> **Excerpted data**:
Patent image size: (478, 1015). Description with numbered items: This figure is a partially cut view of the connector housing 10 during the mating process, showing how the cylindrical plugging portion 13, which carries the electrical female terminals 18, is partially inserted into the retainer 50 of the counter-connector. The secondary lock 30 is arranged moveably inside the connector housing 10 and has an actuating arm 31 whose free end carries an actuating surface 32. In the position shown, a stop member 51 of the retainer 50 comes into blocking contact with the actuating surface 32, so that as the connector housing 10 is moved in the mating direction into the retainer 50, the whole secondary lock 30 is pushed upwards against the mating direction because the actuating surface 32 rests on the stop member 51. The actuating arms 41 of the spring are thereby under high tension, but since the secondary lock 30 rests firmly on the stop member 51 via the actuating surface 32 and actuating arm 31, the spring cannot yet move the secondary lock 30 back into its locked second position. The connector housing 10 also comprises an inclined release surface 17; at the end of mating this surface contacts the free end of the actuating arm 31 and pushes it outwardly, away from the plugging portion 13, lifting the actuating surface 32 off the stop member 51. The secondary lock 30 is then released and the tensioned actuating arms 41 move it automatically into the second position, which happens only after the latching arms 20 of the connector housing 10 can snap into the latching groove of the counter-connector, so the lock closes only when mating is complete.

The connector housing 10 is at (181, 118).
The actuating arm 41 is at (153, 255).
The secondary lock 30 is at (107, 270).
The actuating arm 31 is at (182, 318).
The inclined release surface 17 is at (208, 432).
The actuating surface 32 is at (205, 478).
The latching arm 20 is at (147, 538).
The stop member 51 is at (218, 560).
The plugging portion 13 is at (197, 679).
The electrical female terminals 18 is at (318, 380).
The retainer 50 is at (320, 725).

> **Aim of the exercise**:
Render the listing from its first line through the line containing "The electrical female terminals 18 is", inclusive, as a Markdown table with the columns Row and Line. Number each row and skip blank lines.

> **Result below**:
| Row | Line |
|---|---|
| 1 | Patent image size: (478, 1015). Description with numbered items: This figure is a partially cut view of the connector housing 10 during the mating process, showing how the cylindrical plugging portion 13, which carries the electrical female terminals 18, is partially inserted into the retainer 50 of the counter-connector. The secondary lock 30 is arranged moveably inside the connector housing 10 and has an actuating arm 31 whose free end carries an actuating surface 32. In the position shown, a stop member 51 of the retainer 50 comes into blocking contact with the actuating surface 32, so that as the connector housing 10 is moved in the mating direction into the retainer 50, the whole secondary lock 30 is pushed upwards against the mating direction because the actuating surface 32 rests on the stop member 51. The actuating arms 41 of the spring are thereby under high tension, but since the secondary lock 30 rests firmly on the stop member 51 via the actuating surface 32 and actuating arm 31, the spring cannot yet move the secondary lock 30 back into its locked second position. The connector housing 10 also comprises an inclined release surface 17; at the end of mating this surface contacts the free end of the actuating arm 31 and pushes it outwardly, away from the plugging portion 13, lifting the actuating surface 32 off the stop member 51. The secondary lock 30 is then released and the tensioned actuating arms 41 move it automatically into the second position, which happens only after the latching arms 20 of the connector housing 10 can snap into the latching groove of the counter-connector, so the lock closes only when mating is complete. |
| 2 | The connector housing 10 is at (181, 118). |
| 3 | The actuating arm 41 is at (153, 255). |
| 4 | The secondary lock 30 is at (107, 270). |
| 5 | The actuating arm 31 is at (182, 318). |
| 6 | The inclined release surface 17 is at (208, 432). |
| 7 | The actuating surface 32 is at (205, 478). |
| 8 | The latching arm 20 is at (147, 538). |
| 9 | The stop member 51 is at (218, 560). |
| 10 | The plugging portion 13 is at (197, 679). |
| 11 | The electrical female terminals 18 is at (318, 380). |